RECORDS SUPPLIED
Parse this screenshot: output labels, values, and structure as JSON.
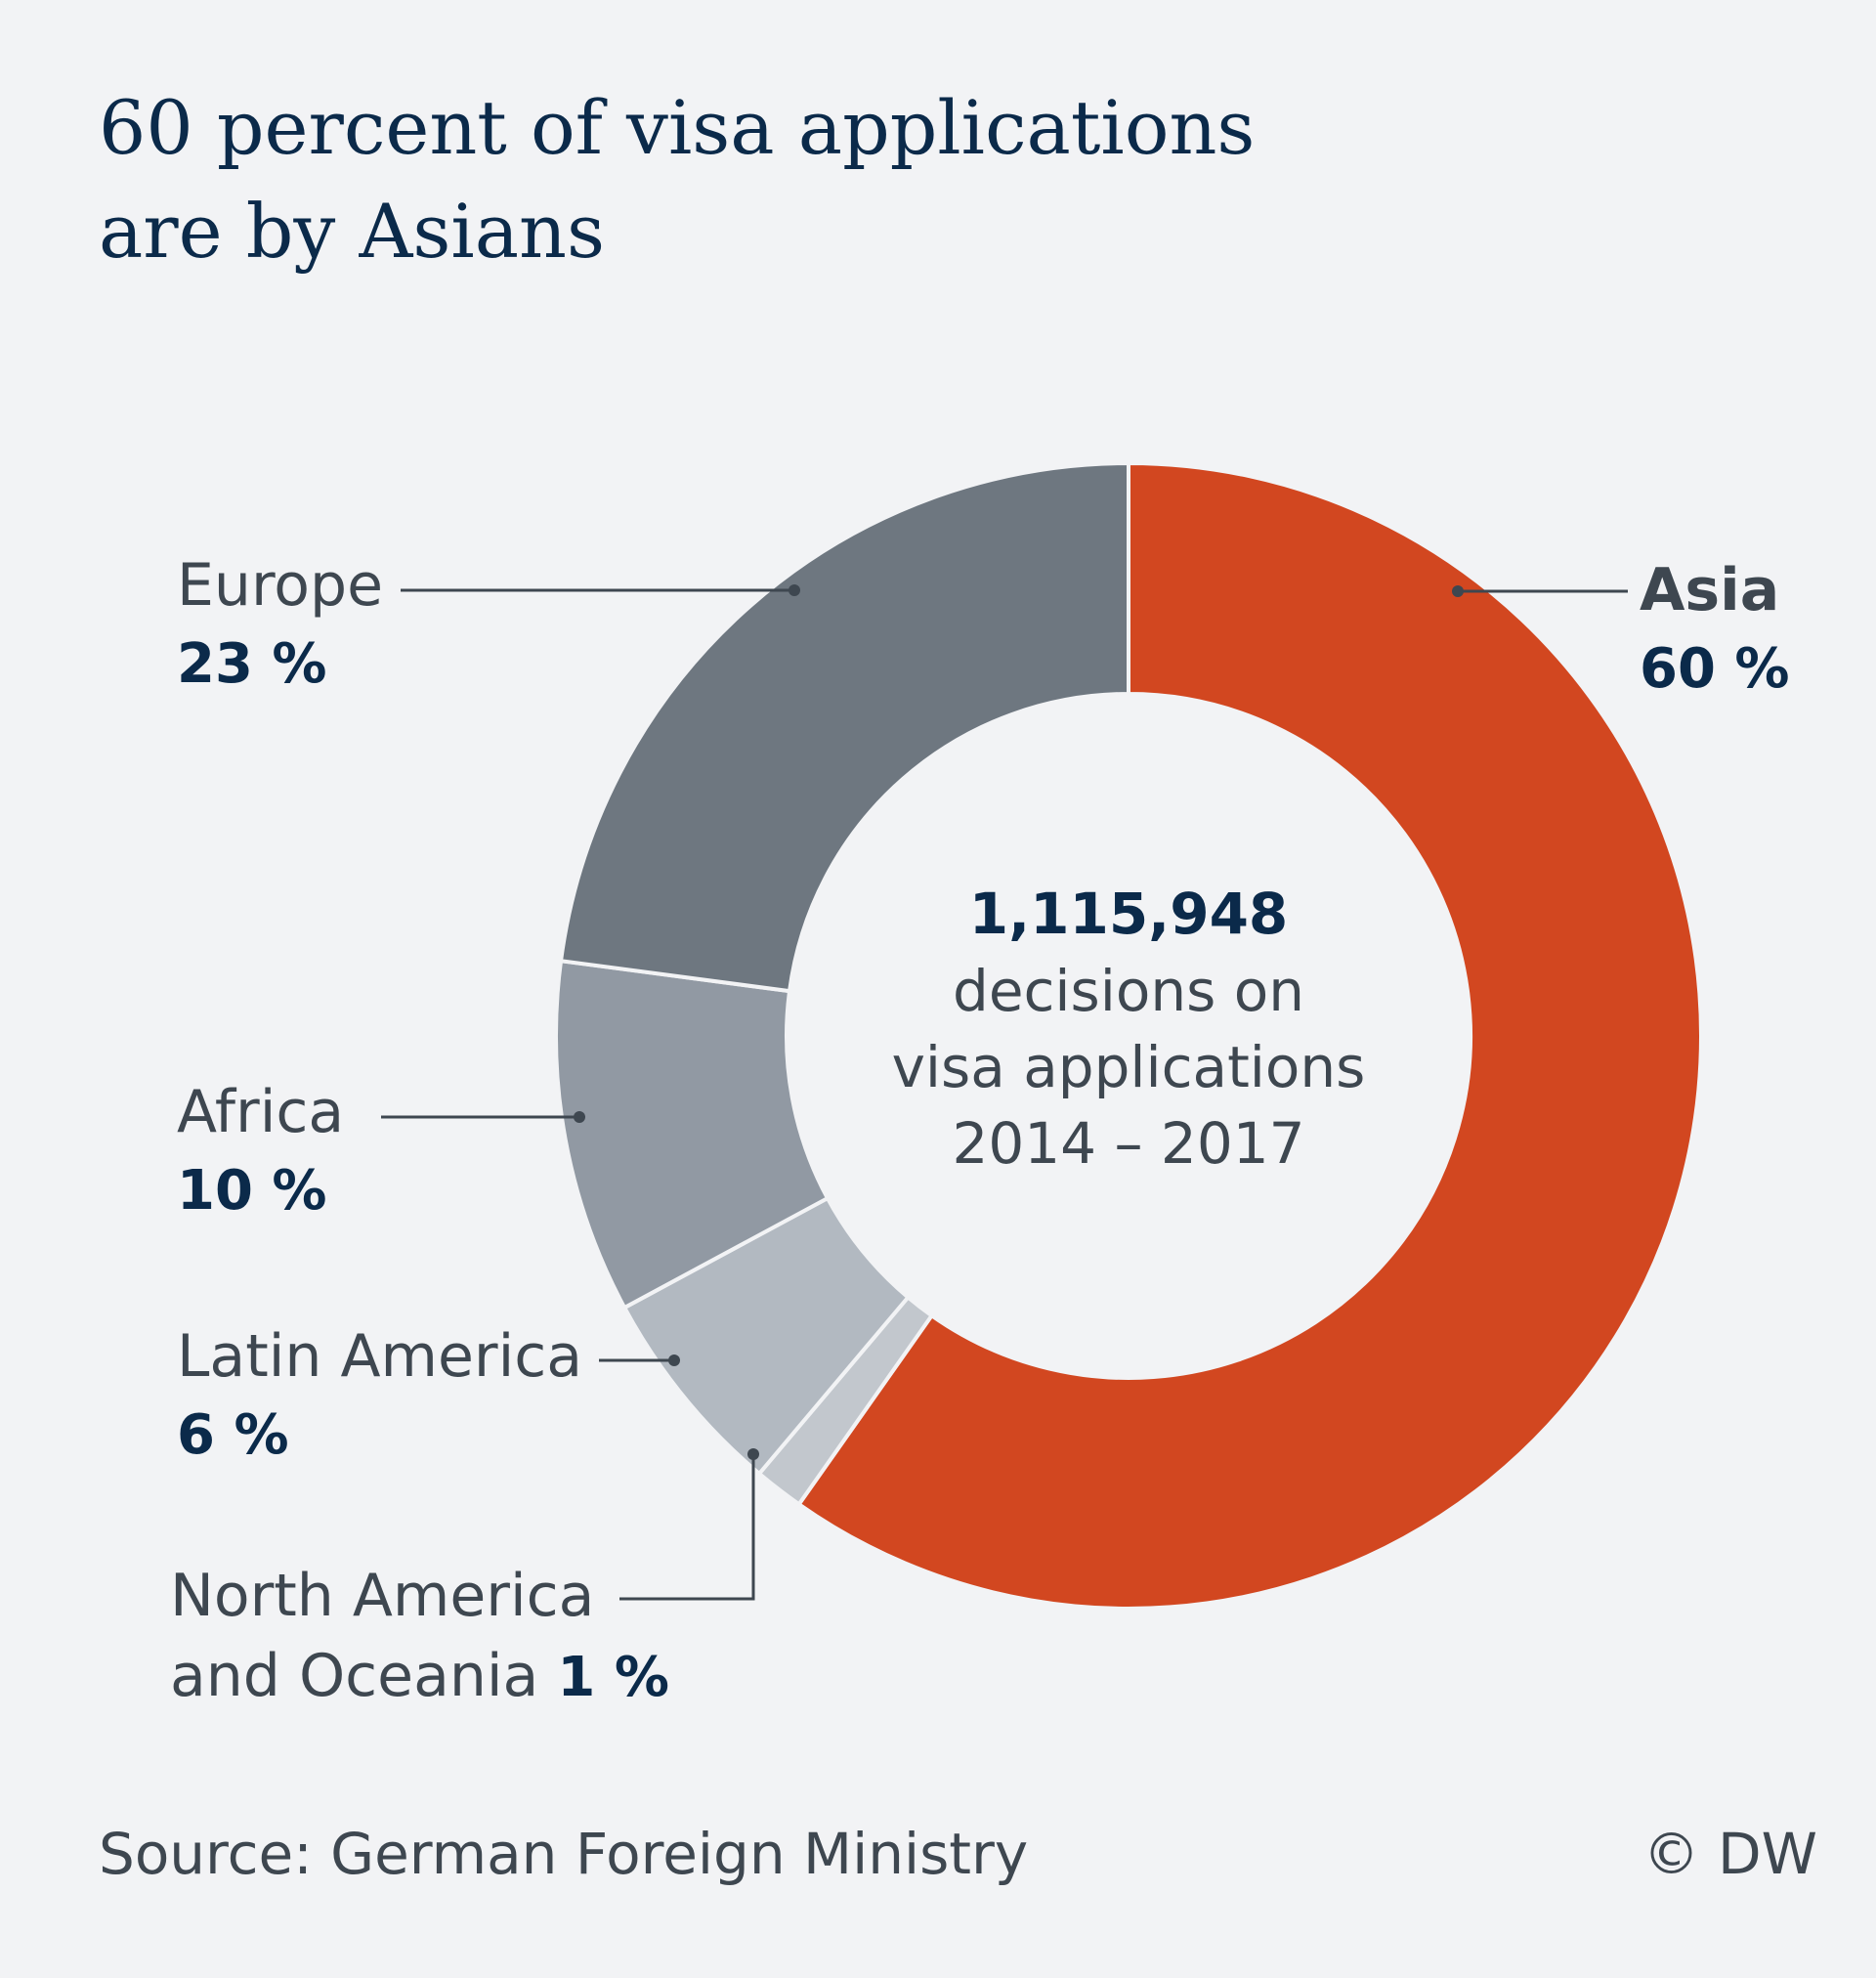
{
  "title_lines": [
    "60 percent of visa applications",
    "are by Asians"
  ],
  "chart_data": {
    "type": "pie",
    "donut": true,
    "title": "60 percent of visa applications are by Asians",
    "slices": [
      {
        "label": "Asia",
        "value": 60,
        "display": "60 %",
        "color": "#d24720"
      },
      {
        "label": "North America and Oceania",
        "value": 1.4,
        "display": "1 %",
        "color": "#c2c7cd"
      },
      {
        "label": "Latin America",
        "value": 6,
        "display": "6 %",
        "color": "#b2b9c1"
      },
      {
        "label": "Africa",
        "value": 10,
        "display": "10 %",
        "color": "#9199a3"
      },
      {
        "label": "Europe",
        "value": 23,
        "display": "23 %",
        "color": "#6e7780"
      }
    ],
    "center": {
      "total": "1,115,948",
      "description_lines": [
        "decisions on",
        "visa applications",
        "2014 – 2017"
      ]
    }
  },
  "labels": {
    "europe": {
      "name": "Europe",
      "pct": "23 %"
    },
    "asia": {
      "name": "Asia",
      "pct": "60 %"
    },
    "africa": {
      "name": "Africa",
      "pct": "10 %"
    },
    "latin_america": {
      "name": "Latin America",
      "pct": "6 %"
    },
    "north_america": {
      "line1": "North America",
      "line2": "and Oceania",
      "pct": "1 %"
    }
  },
  "footer": {
    "source": "Source: German Foreign Ministry",
    "credit": "© DW"
  }
}
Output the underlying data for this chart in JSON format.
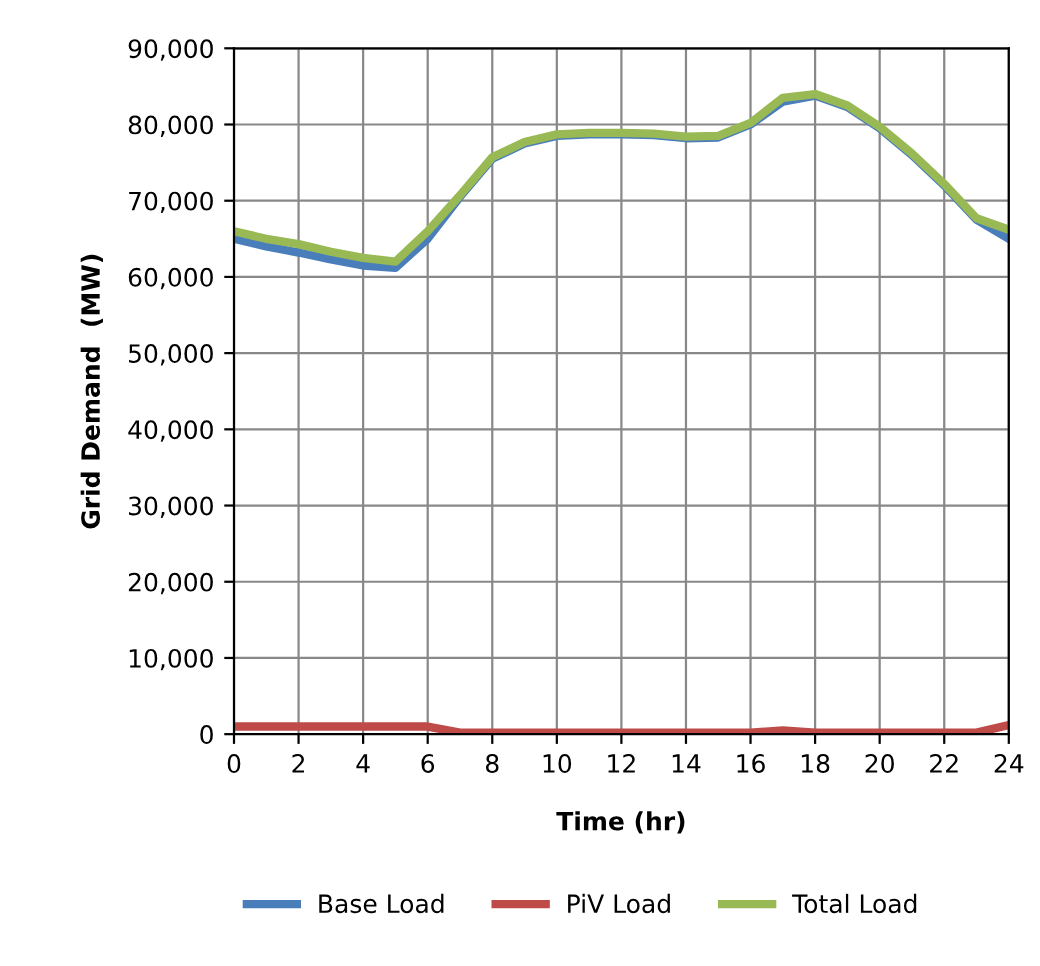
{
  "chart_data": {
    "type": "line",
    "xlabel": "Time (hr)",
    "ylabel": "Grid Demand  (MW)",
    "x": [
      0,
      1,
      2,
      3,
      4,
      5,
      6,
      7,
      8,
      9,
      10,
      11,
      12,
      13,
      14,
      15,
      16,
      17,
      18,
      19,
      20,
      21,
      22,
      23,
      24
    ],
    "series": [
      {
        "name": "Base Load",
        "color": "#4a7ebb",
        "values": [
          65000,
          64000,
          63200,
          62300,
          61500,
          61200,
          65000,
          70500,
          75500,
          77500,
          78500,
          78700,
          78700,
          78600,
          78200,
          78300,
          80000,
          83000,
          83800,
          82300,
          79500,
          76000,
          72000,
          67500,
          65000
        ]
      },
      {
        "name": "PiV Load",
        "color": "#be4b48",
        "values": [
          1000,
          1000,
          1000,
          1000,
          1000,
          1000,
          1000,
          200,
          200,
          200,
          200,
          200,
          200,
          200,
          200,
          200,
          200,
          500,
          200,
          200,
          200,
          200,
          200,
          200,
          1200
        ]
      },
      {
        "name": "Total Load",
        "color": "#98b954",
        "values": [
          66000,
          65000,
          64300,
          63300,
          62500,
          62000,
          66000,
          70700,
          75700,
          77700,
          78700,
          78900,
          78900,
          78800,
          78400,
          78500,
          80200,
          83500,
          84000,
          82500,
          79700,
          76200,
          72200,
          67700,
          66200
        ]
      }
    ],
    "xlim": [
      0,
      24
    ],
    "xticks": [
      0,
      2,
      4,
      6,
      8,
      10,
      12,
      14,
      16,
      18,
      20,
      22,
      24
    ],
    "ylim": [
      0,
      90000
    ],
    "yticks": [
      {
        "value": 0,
        "label": "0"
      },
      {
        "value": 10000,
        "label": "10,000"
      },
      {
        "value": 20000,
        "label": "20,000"
      },
      {
        "value": 30000,
        "label": "30,000"
      },
      {
        "value": 40000,
        "label": "40,000"
      },
      {
        "value": 50000,
        "label": "50,000"
      },
      {
        "value": 60000,
        "label": "60,000"
      },
      {
        "value": 70000,
        "label": "70,000"
      },
      {
        "value": 80000,
        "label": "80,000"
      },
      {
        "value": 90000,
        "label": "90,000"
      }
    ],
    "grid": true,
    "legend": "bottom",
    "marker": "none",
    "line_style": "solid"
  }
}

DO THIS
Reproduce every entry word for word, but skip any pictures.

ANSWER TO THIS EXERCISE
Parse this screenshot: output labels, values, and structure as JSON.
{
  "title_lines": [
    "60 percent of visa applications",
    "are by Asians"
  ],
  "chart_data": {
    "type": "pie",
    "donut": true,
    "title": "60 percent of visa applications are by Asians",
    "slices": [
      {
        "label": "Asia",
        "value": 60,
        "display": "60 %",
        "color": "#d24720"
      },
      {
        "label": "North America and Oceania",
        "value": 1.4,
        "display": "1 %",
        "color": "#c2c7cd"
      },
      {
        "label": "Latin America",
        "value": 6,
        "display": "6 %",
        "color": "#b2b9c1"
      },
      {
        "label": "Africa",
        "value": 10,
        "display": "10 %",
        "color": "#9199a3"
      },
      {
        "label": "Europe",
        "value": 23,
        "display": "23 %",
        "color": "#6e7780"
      }
    ],
    "center": {
      "total": "1,115,948",
      "description_lines": [
        "decisions on",
        "visa applications",
        "2014 – 2017"
      ]
    }
  },
  "labels": {
    "europe": {
      "name": "Europe",
      "pct": "23 %"
    },
    "asia": {
      "name": "Asia",
      "pct": "60 %"
    },
    "africa": {
      "name": "Africa",
      "pct": "10 %"
    },
    "latin_america": {
      "name": "Latin America",
      "pct": "6 %"
    },
    "north_america": {
      "line1": "North America",
      "line2": "and Oceania",
      "pct": "1 %"
    }
  },
  "footer": {
    "source": "Source: German Foreign Ministry",
    "credit": "© DW"
  }
}
Output the underlying data for this chart in JSON format.
{
  "chart_data": {
    "type": "line",
    "xlabel": "Time (hr)",
    "ylabel": "Grid Demand  (MW)",
    "x": [
      0,
      1,
      2,
      3,
      4,
      5,
      6,
      7,
      8,
      9,
      10,
      11,
      12,
      13,
      14,
      15,
      16,
      17,
      18,
      19,
      20,
      21,
      22,
      23,
      24
    ],
    "series": [
      {
        "name": "Base Load",
        "color": "#4a7ebb",
        "values": [
          65000,
          64000,
          63200,
          62300,
          61500,
          61200,
          65000,
          70500,
          75500,
          77500,
          78500,
          78700,
          78700,
          78600,
          78200,
          78300,
          80000,
          83000,
          83800,
          82300,
          79500,
          76000,
          72000,
          67500,
          65000
        ]
      },
      {
        "name": "PiV Load",
        "color": "#be4b48",
        "values": [
          1000,
          1000,
          1000,
          1000,
          1000,
          1000,
          1000,
          200,
          200,
          200,
          200,
          200,
          200,
          200,
          200,
          200,
          200,
          500,
          200,
          200,
          200,
          200,
          200,
          200,
          1200
        ]
      },
      {
        "name": "Total Load",
        "color": "#98b954",
        "values": [
          66000,
          65000,
          64300,
          63300,
          62500,
          62000,
          66000,
          70700,
          75700,
          77700,
          78700,
          78900,
          78900,
          78800,
          78400,
          78500,
          80200,
          83500,
          84000,
          82500,
          79700,
          76200,
          72200,
          67700,
          66200
        ]
      }
    ],
    "xlim": [
      0,
      24
    ],
    "xticks": [
      0,
      2,
      4,
      6,
      8,
      10,
      12,
      14,
      16,
      18,
      20,
      22,
      24
    ],
    "ylim": [
      0,
      90000
    ],
    "yticks": [
      {
        "value": 0,
        "label": "0"
      },
      {
        "value": 10000,
        "label": "10,000"
      },
      {
        "value": 20000,
        "label": "20,000"
      },
      {
        "value": 30000,
        "label": "30,000"
      },
      {
        "value": 40000,
        "label": "40,000"
      },
      {
        "value": 50000,
        "label": "50,000"
      },
      {
        "value": 60000,
        "label": "60,000"
      },
      {
        "value": 70000,
        "label": "70,000"
      },
      {
        "value": 80000,
        "label": "80,000"
      },
      {
        "value": 90000,
        "label": "90,000"
      }
    ],
    "grid": true,
    "legend": "bottom",
    "marker": "none",
    "line_style": "solid"
  }
}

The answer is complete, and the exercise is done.